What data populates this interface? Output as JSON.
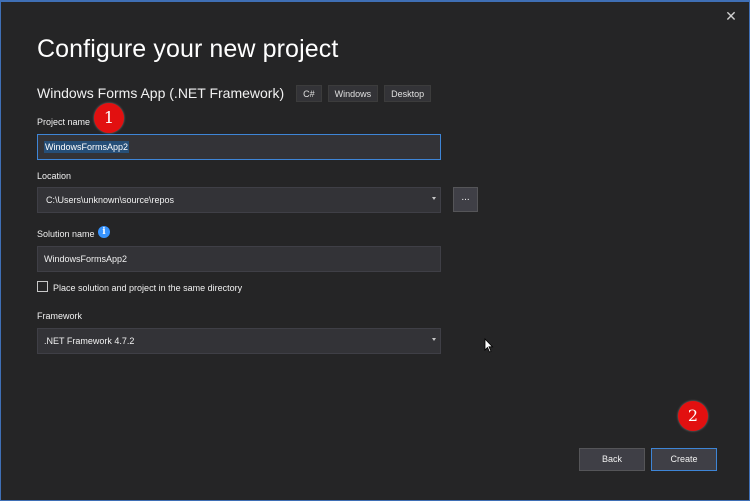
{
  "dialog": {
    "title": "Configure your new project",
    "close_glyph": "✕"
  },
  "template": {
    "name": "Windows Forms App (.NET Framework)",
    "tags": [
      "C#",
      "Windows",
      "Desktop"
    ]
  },
  "project_name": {
    "label": "Project name",
    "value": "WindowsFormsApp2"
  },
  "location": {
    "label": "Location",
    "value": "C:\\Users\\unknown\\source\\repos",
    "browse_label": "..."
  },
  "solution_name": {
    "label": "Solution name",
    "info_glyph": "i",
    "value": "WindowsFormsApp2"
  },
  "same_directory": {
    "label": "Place solution and project in the same directory",
    "checked": false
  },
  "framework": {
    "label": "Framework",
    "value": ".NET Framework 4.7.2"
  },
  "buttons": {
    "back": "Back",
    "create": "Create"
  },
  "annotations": {
    "step1": "1",
    "step2": "2",
    "color": "#e21010"
  },
  "colors": {
    "background": "#252526",
    "field": "#333337",
    "accent": "#3e85d6",
    "selection": "#264f78"
  }
}
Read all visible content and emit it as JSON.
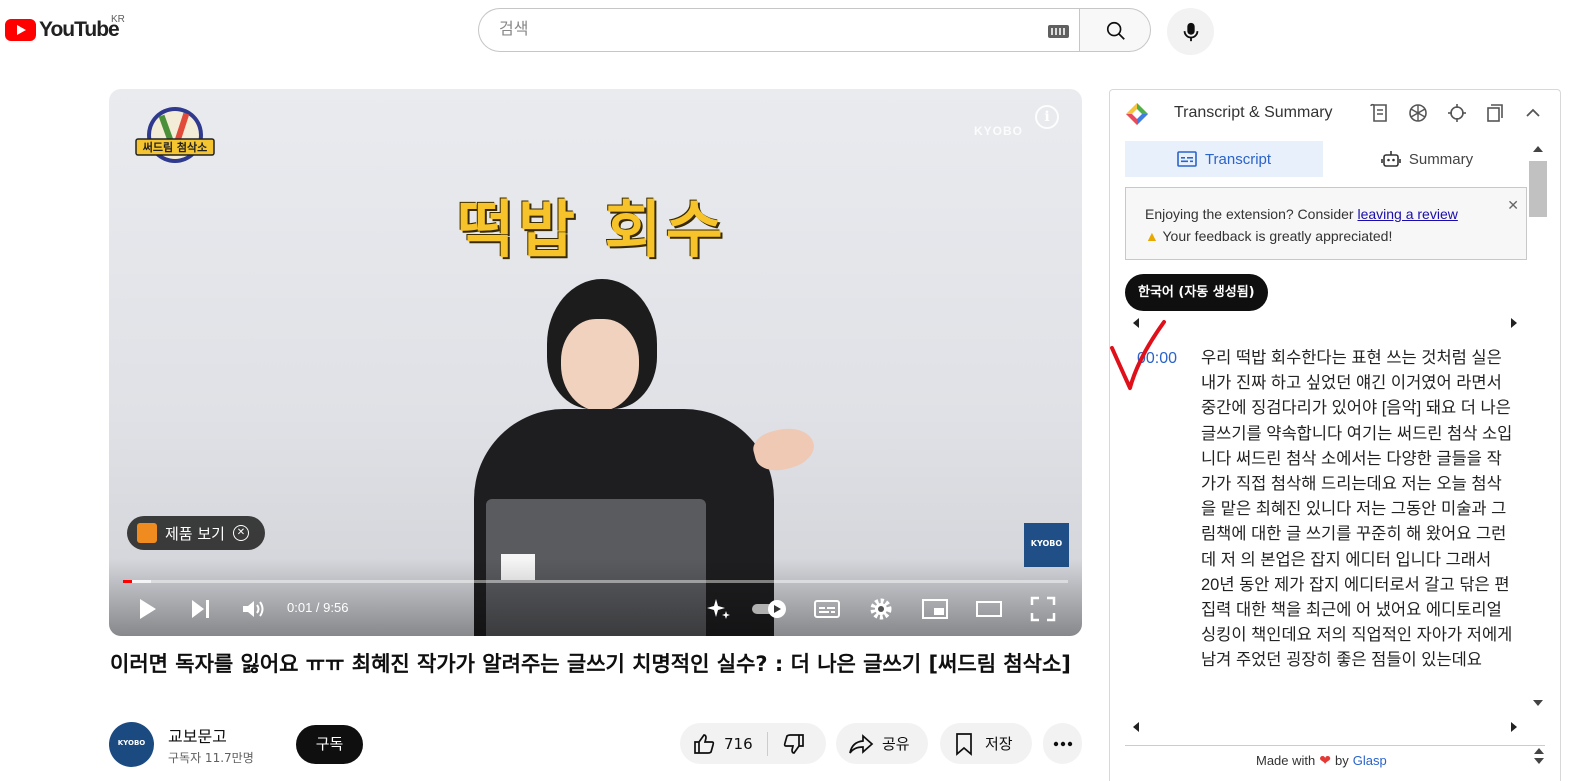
{
  "header": {
    "logo_text": "YouTube",
    "country": "KR",
    "search_placeholder": "검색"
  },
  "player": {
    "badge_text": "써드림 첨삭소",
    "overlay_title": "떡밥 회수",
    "watermark": "KYOBO",
    "product_label": "제품 보기",
    "corner_logo": "KYOBO",
    "time": "0:01 / 9:56",
    "progress": 0.002,
    "buffered": 0.03
  },
  "video": {
    "title": "이러면 독자를 잃어요 ㅠㅠ 최혜진 작가가 알려주는 글쓰기 치명적인 실수? : 더 나은 글쓰기 [써드림 첨삭소]",
    "channel_name": "교보문고",
    "channel_avatar": "KYOBO",
    "subscribers": "구독자 11.7만명",
    "subscribe_label": "구독",
    "like_count": "716",
    "share_label": "공유",
    "save_label": "저장"
  },
  "panel": {
    "title": "Transcript & Summary",
    "tab_transcript": "Transcript",
    "tab_summary": "Summary",
    "notice_text": "Enjoying the extension? Consider",
    "notice_link": "leaving a review",
    "notice_text2": "Your feedback is greatly appreciated!",
    "language": "한국어 (자동 생성됨)",
    "timestamp": "00:00",
    "transcript": "우리 떡밥 회수한다는 표현 쓰는 것처럼 실은 내가 진짜 하고 싶었던 얘긴 이거였어 라면서 중간에 징검다리가 있어야 [음악] 돼요 더 나은 글쓰기를 약속합니다 여기는 써드린 첨삭 소입니다 써드린 첨삭 소에서는 다양한 글들을 작가가 직접 첨삭해 드리는데요 저는 오늘 첨삭을 맡은 최혜진 있니다 저는 그동안 미술과 그림책에 대한 글 쓰기를 꾸준히 해 왔어요 그런데 저 의 본업은 잡지 에디터 입니다 그래서 20년 동안 제가 잡지 에디터로서 갈고 닦은 편집력 대한 책을 최근에 어 냈어요 에디토리얼 싱킹이 책인데요 저의 직업적인 자아가 저에게 남겨 주었던 굉장히 좋은 점들이 있는데요",
    "made_with": "Made with",
    "by": "by",
    "brand": "Glasp"
  },
  "colors": {
    "accent_red": "#ff0000",
    "panel_blue": "#2a63c9",
    "title_yellow": "#f6c32a"
  }
}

___

-- Short exercise --
Reproduce the whole listing exactly, but not the images in it.

-- Answer for the task --
What data populates this interface? Output as JSON.
{
  "dialog": {
    "title": "Configure your new project",
    "close_glyph": "✕"
  },
  "template": {
    "name": "Windows Forms App (.NET Framework)",
    "tags": [
      "C#",
      "Windows",
      "Desktop"
    ]
  },
  "project_name": {
    "label": "Project name",
    "value": "WindowsFormsApp2"
  },
  "location": {
    "label": "Location",
    "value": "C:\\Users\\unknown\\source\\repos",
    "browse_label": "..."
  },
  "solution_name": {
    "label": "Solution name",
    "info_glyph": "i",
    "value": "WindowsFormsApp2"
  },
  "same_directory": {
    "label": "Place solution and project in the same directory",
    "checked": false
  },
  "framework": {
    "label": "Framework",
    "value": ".NET Framework 4.7.2"
  },
  "buttons": {
    "back": "Back",
    "create": "Create"
  },
  "annotations": {
    "step1": "1",
    "step2": "2",
    "color": "#e21010"
  },
  "colors": {
    "background": "#252526",
    "field": "#333337",
    "accent": "#3e85d6",
    "selection": "#264f78"
  }
}
Read all visible content and emit it as JSON.
{
  "header": {
    "logo_text": "YouTube",
    "country": "KR",
    "search_placeholder": "검색"
  },
  "player": {
    "badge_text": "써드림 첨삭소",
    "overlay_title": "떡밥 회수",
    "watermark": "KYOBO",
    "product_label": "제품 보기",
    "corner_logo": "KYOBO",
    "time": "0:01 / 9:56",
    "progress": 0.002,
    "buffered": 0.03
  },
  "video": {
    "title": "이러면 독자를 잃어요 ㅠㅠ 최혜진 작가가 알려주는 글쓰기 치명적인 실수? : 더 나은 글쓰기 [써드림 첨삭소]",
    "channel_name": "교보문고",
    "channel_avatar": "KYOBO",
    "subscribers": "구독자 11.7만명",
    "subscribe_label": "구독",
    "like_count": "716",
    "share_label": "공유",
    "save_label": "저장"
  },
  "panel": {
    "title": "Transcript & Summary",
    "tab_transcript": "Transcript",
    "tab_summary": "Summary",
    "notice_text": "Enjoying the extension? Consider",
    "notice_link": "leaving a review",
    "notice_text2": "Your feedback is greatly appreciated!",
    "language": "한국어 (자동 생성됨)",
    "timestamp": "00:00",
    "transcript": "우리 떡밥 회수한다는 표현 쓰는 것처럼 실은 내가 진짜 하고 싶었던 얘긴 이거였어 라면서 중간에 징검다리가 있어야 [음악] 돼요 더 나은 글쓰기를 약속합니다 여기는 써드린 첨삭 소입니다 써드린 첨삭 소에서는 다양한 글들을 작가가 직접 첨삭해 드리는데요 저는 오늘 첨삭을 맡은 최혜진 있니다 저는 그동안 미술과 그림책에 대한 글 쓰기를 꾸준히 해 왔어요 그런데 저 의 본업은 잡지 에디터 입니다 그래서 20년 동안 제가 잡지 에디터로서 갈고 닦은 편집력 대한 책을 최근에 어 냈어요 에디토리얼 싱킹이 책인데요 저의 직업적인 자아가 저에게 남겨 주었던 굉장히 좋은 점들이 있는데요",
    "made_with": "Made with",
    "by": "by",
    "brand": "Glasp"
  },
  "colors": {
    "accent_red": "#ff0000",
    "panel_blue": "#2a63c9",
    "title_yellow": "#f6c32a"
  }
}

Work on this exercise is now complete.